Listed records:

* * * * * * *

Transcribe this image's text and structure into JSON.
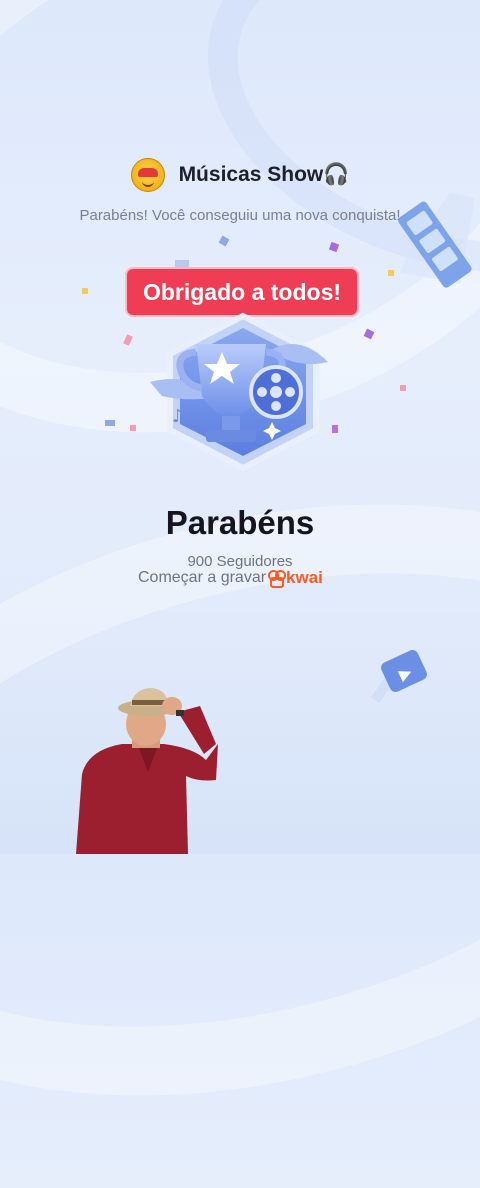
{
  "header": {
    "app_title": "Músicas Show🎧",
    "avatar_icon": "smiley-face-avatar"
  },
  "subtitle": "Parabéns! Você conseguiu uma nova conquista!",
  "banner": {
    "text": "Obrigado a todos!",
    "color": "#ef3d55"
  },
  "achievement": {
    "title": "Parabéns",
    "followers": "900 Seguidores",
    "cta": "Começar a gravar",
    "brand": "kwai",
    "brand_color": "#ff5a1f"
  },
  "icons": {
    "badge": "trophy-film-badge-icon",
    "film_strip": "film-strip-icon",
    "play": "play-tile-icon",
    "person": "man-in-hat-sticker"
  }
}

* * * * * * *

Requirement: Set down the records in full and exactly. Do not carry over any image.

Result for this task:
Transcribe this image's text and structure into JSON.
{
  "header": {
    "app_title": "Músicas Show🎧",
    "avatar_icon": "smiley-face-avatar"
  },
  "subtitle": "Parabéns! Você conseguiu uma nova conquista!",
  "banner": {
    "text": "Obrigado a todos!",
    "color": "#ef3d55"
  },
  "achievement": {
    "title": "Parabéns",
    "followers": "900 Seguidores",
    "cta": "Começar a gravar",
    "brand": "kwai",
    "brand_color": "#ff5a1f"
  },
  "icons": {
    "badge": "trophy-film-badge-icon",
    "film_strip": "film-strip-icon",
    "play": "play-tile-icon",
    "person": "man-in-hat-sticker"
  }
}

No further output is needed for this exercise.